DATASET CONTENT:
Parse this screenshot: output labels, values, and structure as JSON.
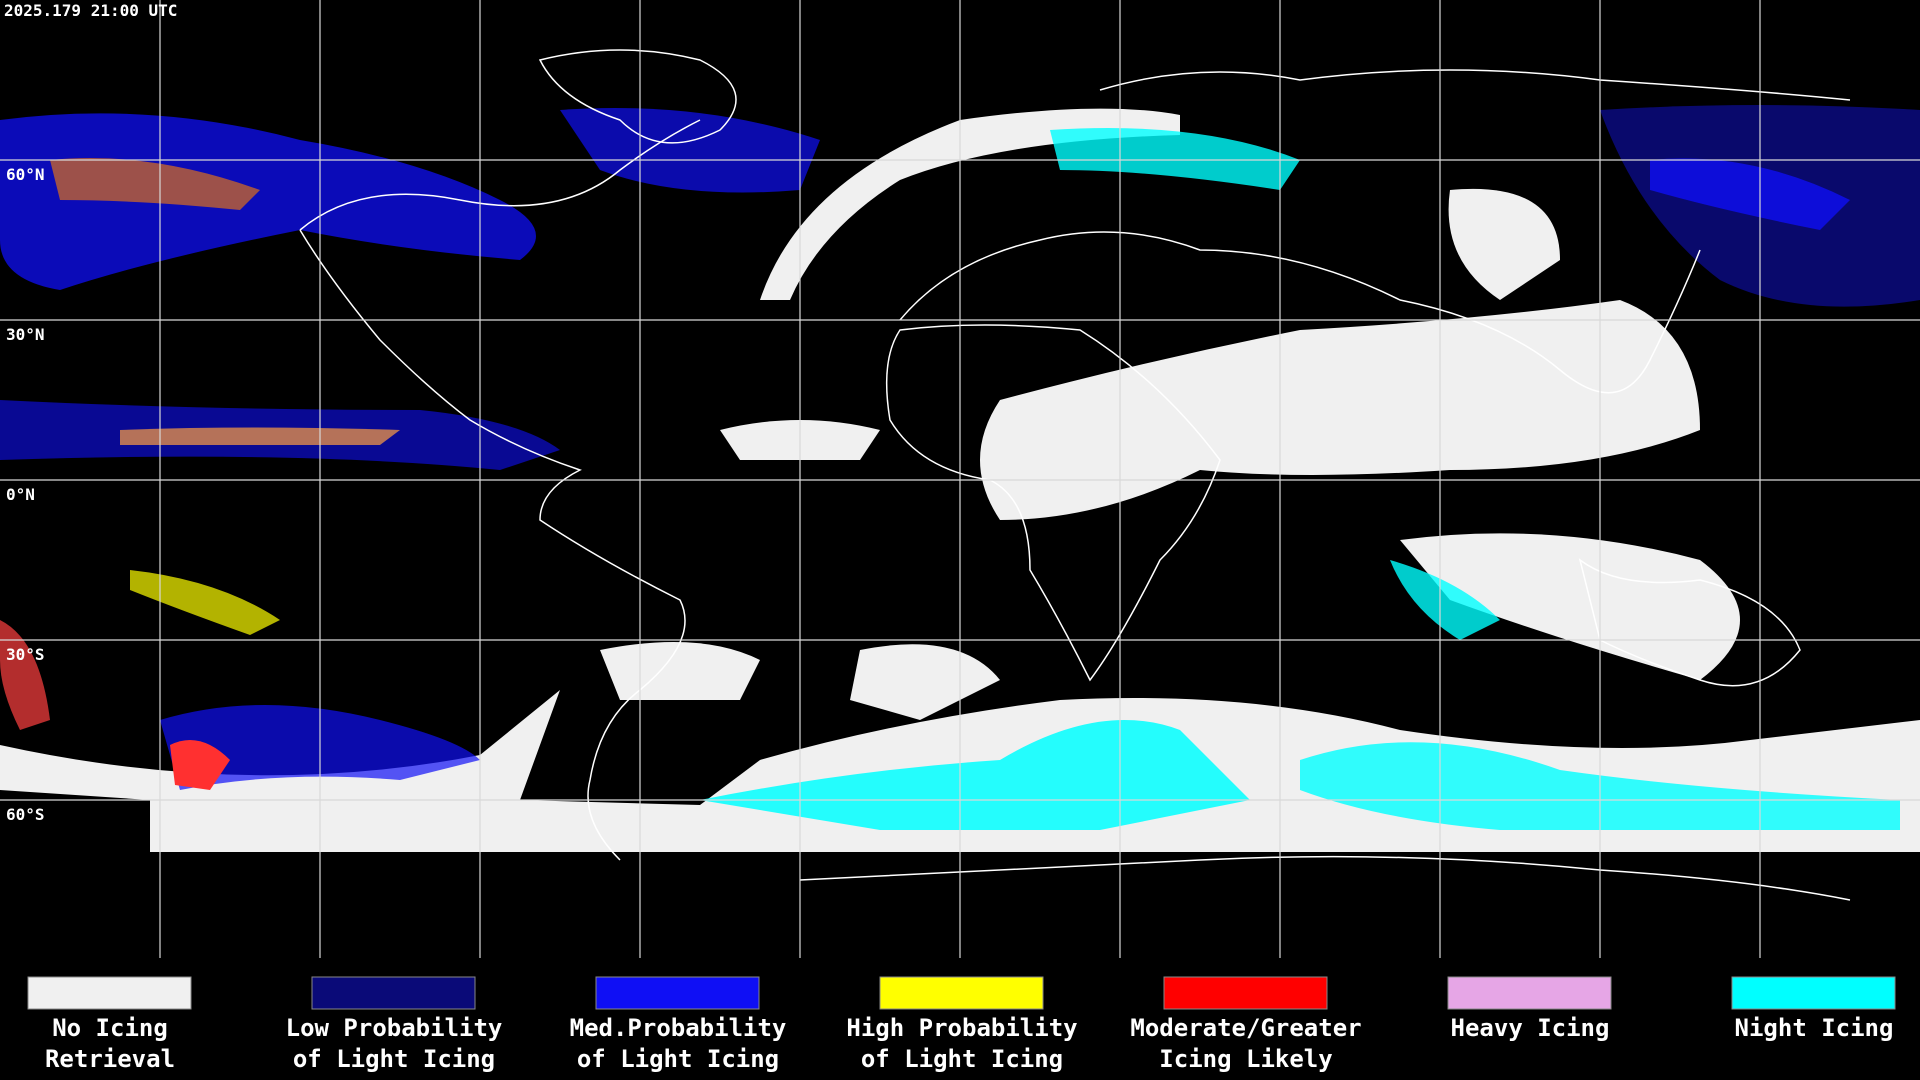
{
  "timestamp": "2025.179 21:00 UTC",
  "latitude_labels": [
    "60°N",
    "30°N",
    "0°N",
    "30°S",
    "60°S"
  ],
  "legend": [
    {
      "label": [
        "No Icing",
        "Retrieval"
      ],
      "color": "#f0f0f0"
    },
    {
      "label": [
        "Low Probability",
        "of Light Icing"
      ],
      "color": "#0a0a78"
    },
    {
      "label": [
        "Med.Probability",
        "of Light Icing"
      ],
      "color": "#0f0ff5"
    },
    {
      "label": [
        "High Probability",
        "of Light Icing"
      ],
      "color": "#ffff00"
    },
    {
      "label": [
        "Moderate/Greater",
        "Icing Likely"
      ],
      "color": "#ff0000"
    },
    {
      "label": [
        "Heavy Icing"
      ],
      "color": "#e6a6e6"
    },
    {
      "label": [
        "Night Icing"
      ],
      "color": "#00ffff"
    }
  ]
}
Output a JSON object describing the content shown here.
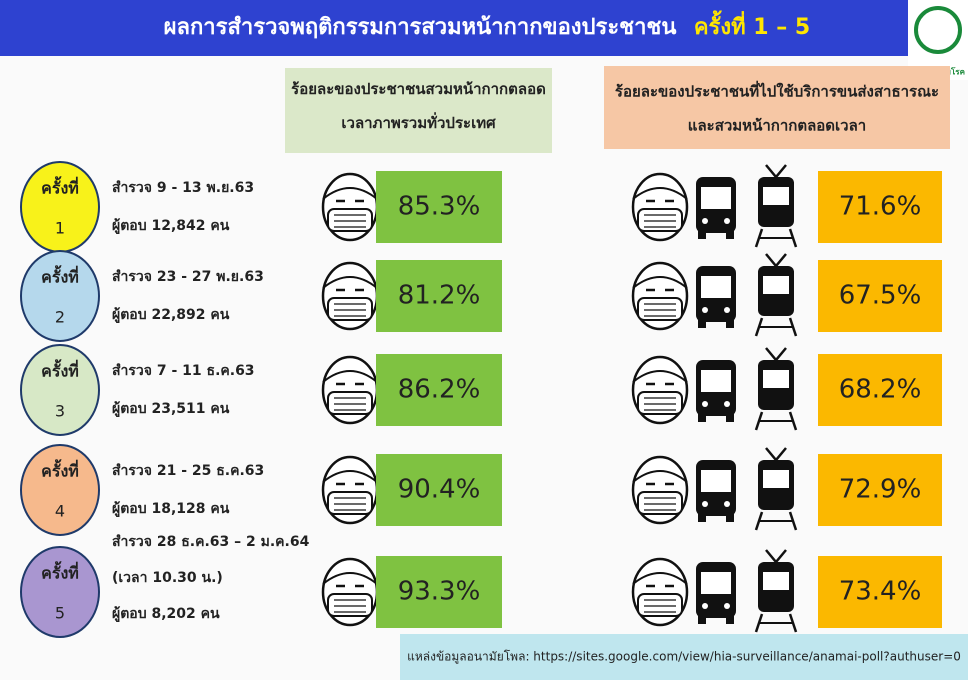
{
  "header": {
    "title": "ผลการสำรวจพฤติกรรมการสวมหน้ากากของประชาชน",
    "title_highlight": "ครั้งที่ 1 – 5",
    "logo_text": "กรมควบคุมโรค"
  },
  "columns": {
    "national": "ร้อยละของประชาชนสวมหน้ากากตลอดเวลาภาพรวมทั่วประเทศ",
    "transport": [
      "ร้อยละของประชาชนที่ไปใช้บริการขนส่งสาธารณะ",
      "และสวมหน้ากากตลอดเวลา"
    ]
  },
  "rounds": [
    {
      "label": "ครั้งที่",
      "number": "1",
      "lines": [
        "สำรวจ 9 - 13 พ.ย.63",
        "ผู้ตอบ 12,842 คน"
      ],
      "national": "85.3%",
      "transport": "71.6%"
    },
    {
      "label": "ครั้งที่",
      "number": "2",
      "lines": [
        "สำรวจ 23 - 27 พ.ย.63",
        "ผู้ตอบ 22,892 คน"
      ],
      "national": "81.2%",
      "transport": "67.5%"
    },
    {
      "label": "ครั้งที่",
      "number": "3",
      "lines": [
        "สำรวจ 7 - 11 ธ.ค.63",
        "ผู้ตอบ 23,511 คน"
      ],
      "national": "86.2%",
      "transport": "68.2%"
    },
    {
      "label": "ครั้งที่",
      "number": "4",
      "lines": [
        "สำรวจ 21 - 25 ธ.ค.63",
        "ผู้ตอบ 18,128 คน"
      ],
      "national": "90.4%",
      "transport": "72.9%"
    },
    {
      "label": "ครั้งที่",
      "number": "5",
      "lines": [
        "สำรวจ 28 ธ.ค.63 – 2 ม.ค.64",
        "(เวลา 10.30 น.)",
        "ผู้ตอบ 8,202 คน"
      ],
      "national": "93.3%",
      "transport": "73.4%"
    }
  ],
  "source": "แหล่งข้อมูลอนามัยโพล: https://sites.google.com/view/hia-surveillance/anamai-poll?authuser=0"
}
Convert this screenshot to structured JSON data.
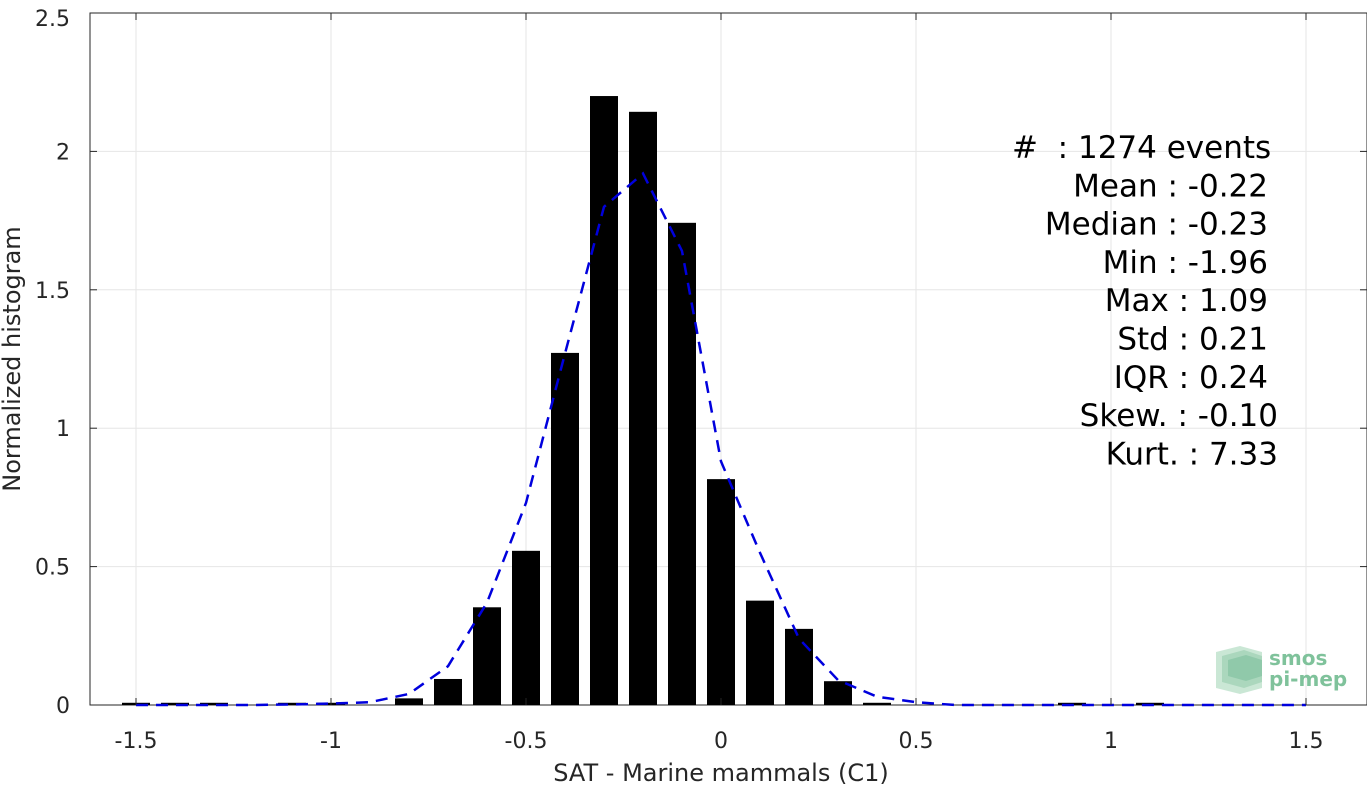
{
  "chart_data": {
    "type": "bar",
    "xlabel": "SAT - Marine mammals (C1)",
    "ylabel": "Normalized histogram",
    "xlim": [
      -1.6,
      1.6
    ],
    "ylim": [
      0,
      2.5
    ],
    "xticks": [
      "-1.5",
      "-1",
      "-0.5",
      "0",
      "0.5",
      "1",
      "1.5"
    ],
    "xtick_values": [
      -1.5,
      -1,
      -0.5,
      0,
      0.5,
      1,
      1.5
    ],
    "yticks": [
      "0",
      "0.5",
      "1",
      "1.5",
      "2",
      "2.5"
    ],
    "ytick_values": [
      0,
      0.5,
      1,
      1.5,
      2,
      2.5
    ],
    "grid": true,
    "bar_color": "#000000",
    "bins": {
      "centers": [
        -1.5,
        -1.4,
        -1.3,
        -1.1,
        -1.0,
        -0.8,
        -0.7,
        -0.6,
        -0.5,
        -0.4,
        -0.3,
        -0.2,
        -0.1,
        0.0,
        0.1,
        0.2,
        0.3,
        0.4,
        0.9,
        1.1
      ],
      "values": [
        0.008,
        0.008,
        0.008,
        0.008,
        0.008,
        0.024,
        0.094,
        0.353,
        0.557,
        1.272,
        2.2,
        2.143,
        1.742,
        0.816,
        0.377,
        0.275,
        0.086,
        0.008,
        0.008,
        0.008
      ]
    },
    "fit_curve": {
      "style": "dashed",
      "color": "#0000dd",
      "x": [
        -1.5,
        -1.4,
        -1.3,
        -1.2,
        -1.1,
        -1.0,
        -0.9,
        -0.8,
        -0.7,
        -0.6,
        -0.5,
        -0.4,
        -0.3,
        -0.2,
        -0.1,
        0.0,
        0.1,
        0.2,
        0.3,
        0.4,
        0.5,
        0.6,
        0.7,
        0.8,
        0.9,
        1.0,
        1.1,
        1.2,
        1.3,
        1.4,
        1.5
      ],
      "y": [
        0.0,
        0.0,
        0.0,
        0.0,
        0.002,
        0.005,
        0.01,
        0.04,
        0.14,
        0.37,
        0.73,
        1.27,
        1.8,
        1.92,
        1.64,
        0.88,
        0.55,
        0.24,
        0.09,
        0.03,
        0.01,
        0.0,
        0.0,
        0.0,
        0.0,
        0.0,
        0.0,
        0.0,
        0.0,
        0.0,
        0.0
      ]
    },
    "stats": [
      {
        "label": "#",
        "value": "  : 1274 events"
      },
      {
        "label": "Mean",
        "value": " : -0.22"
      },
      {
        "label": "Median",
        "value": " : -0.23"
      },
      {
        "label": "Min",
        "value": " : -1.96"
      },
      {
        "label": "Max",
        "value": " : 1.09"
      },
      {
        "label": "Std",
        "value": " : 0.21"
      },
      {
        "label": "IQR",
        "value": " : 0.24"
      },
      {
        "label": "Skew.",
        "value": " : -0.10"
      },
      {
        "label": "Kurt.",
        "value": " : 7.33"
      }
    ]
  },
  "logo": {
    "line1": "smos",
    "line2": "pi-mep",
    "color": "#7fc29b"
  }
}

DESCRIPTION OF THE TASK:
Using the listing, say how many lines include the word "JSON", and add nothing else.

FULL RESPONSE:
3